In the article on painting the intake manifold of the BMW E30 3 Series, what is the first step?

==== Excerpt provided ====

Painting The Intake Manifold On BMW E30 3 Series

Jared Fenton

Difficulty Level: 2
Difficulty scale: Adding air to your tires is level one
Rebuilding a BMW Motor is level ten

     This article is the one in a series that will be released in conjunction with Wayne's upcoming book, 101 Projects for Your BMW 3-Series.  The book will be 256 pages of full color projects detailing everything from performance mods to timing the camshafts.   With more than 350+ full-color glossy photos accompanying extensive step-by-step procedures, this book should be a staple in any 3-Series owner's collection.  See The Official Book Website for more details.  The book is due out in October 2005.   

[click to enlarge]

 

 

     In this continuing article on detailing your engine compartment, I will go over the steps involved with removing and painting the intake manifold on the BMW E30 3 Series. We will be using my E30 325is as the car in question, however this article applies to all cars in general.

     One thing that most BMW owners like to do is keep the engine compartment as clean and detailed as possible. In the case of E30 models, this can prove challenging. An easy step in making your engine shine is to paint the intake manifold. This gives a nice finishing touch to the engine compartment, and if you are like me, gives you a sense of pride when you open the hood.

     The first step is to disconnect the battery of the car. We will be working around fuel injection components. There is a potential danger of sending spikes through the fuel injection system as well as raw fuel that could ignite from a random spark. Take caution anytime you are working around fuel.

==== Available data ====

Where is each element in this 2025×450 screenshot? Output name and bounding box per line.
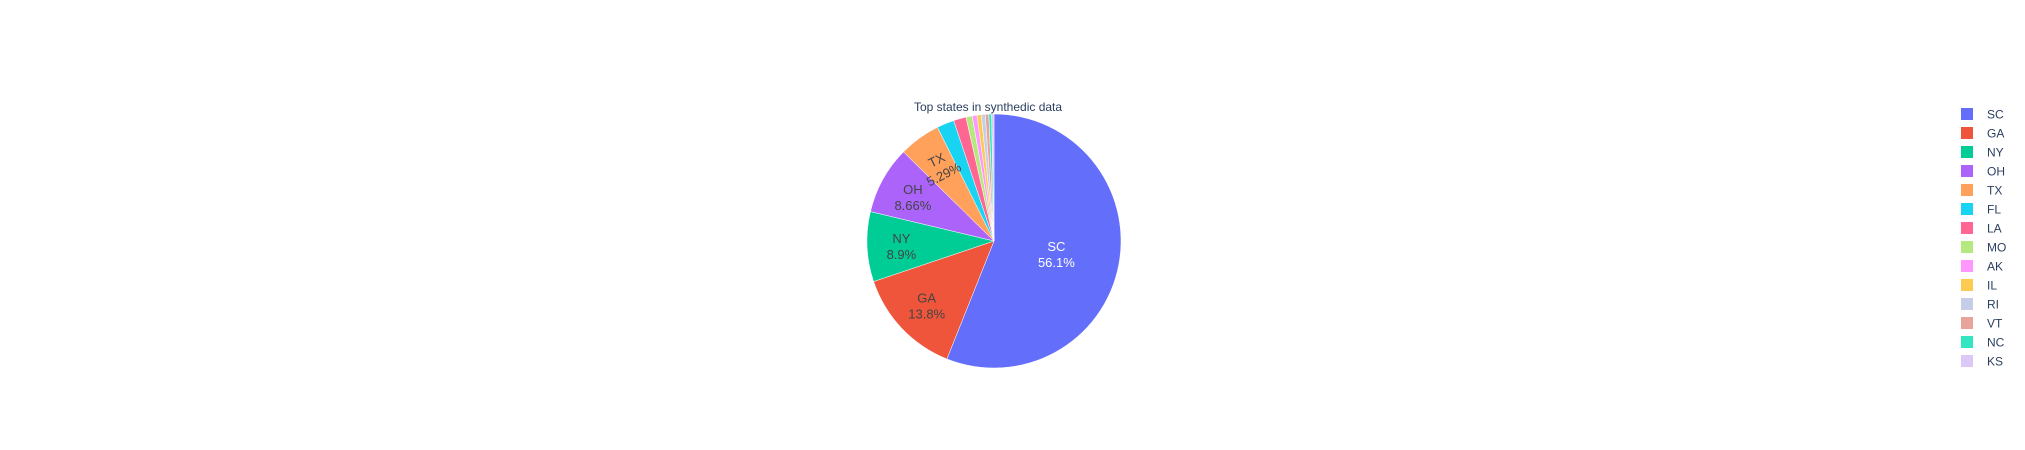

====

### Task solution
Disconnect the car's battery.